What this task involves -
No images are to be carried over; print all other material exactly as it stands.

Stored records
________________________
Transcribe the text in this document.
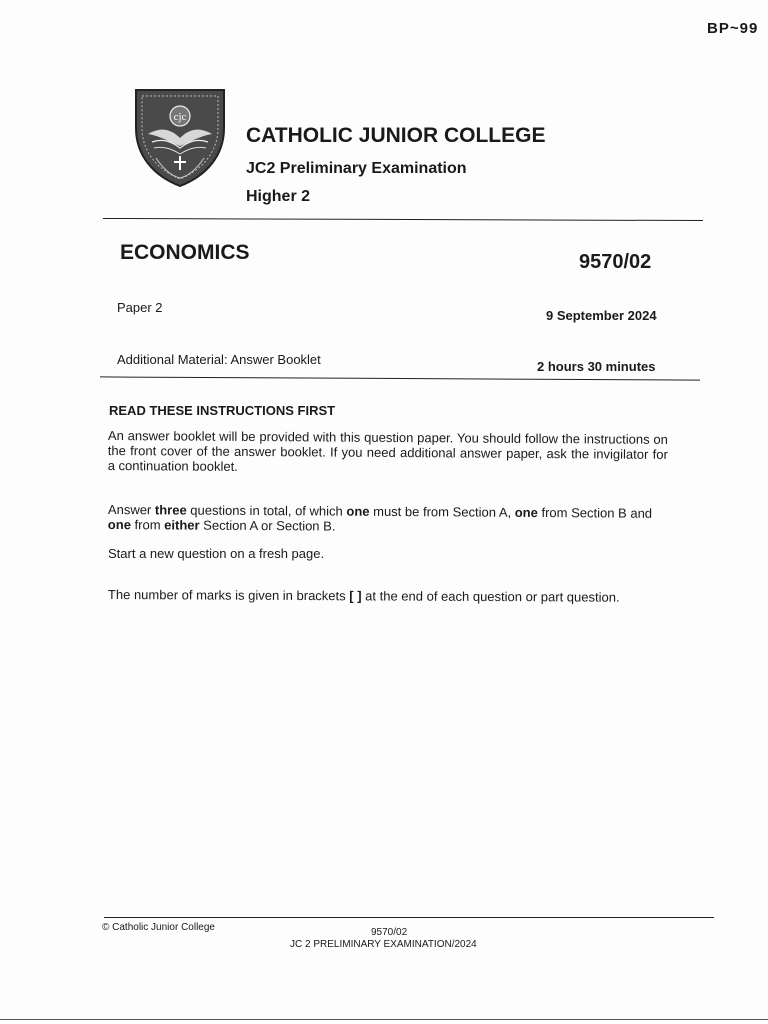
BP~99
cjc
CATHOLIC JUNIOR COLLEGE
JC2 Preliminary Examination
Higher 2
ECONOMICS	9570/02
Paper 2
9 September 2024
Additional Material: Answer Booklet	2 hours 30 minutes
READ THESE INSTRUCTIONS FIRST
An answer booklet will be provided with this question paper. You should follow the instructions on the front cover of the answer booklet. If you need additional answer paper, ask the invigilator for a continuation booklet.
Answer three questions in total, of which one must be from Section A, one from Section B and one from either Section A or Section B.
Start a new question on a fresh page.
The number of marks is given in brackets [ ] at the end of each question or part question.
© Catholic Junior College	9570/02
JC 2 PRELIMINARY EXAMINATION/2024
________________________
Exercise result -
Transcribe the text in this document.
BP~99
cjc
CATHOLIC JUNIOR COLLEGE
JC2 Preliminary Examination
Higher 2
ECONOMICS	9570/02
Paper 2
9 September 2024
Additional Material: Answer Booklet	2 hours 30 minutes
READ THESE INSTRUCTIONS FIRST
An answer booklet will be provided with this question paper. You should follow the instructions on the front cover of the answer booklet. If you need additional answer paper, ask the invigilator for a continuation booklet.
Answer three questions in total, of which one must be from Section A, one from Section B and one from either Section A or Section B.
Start a new question on a fresh page.
The number of marks is given in brackets [ ] at the end of each question or part question.
© Catholic Junior College	9570/02
JC 2 PRELIMINARY EXAMINATION/2024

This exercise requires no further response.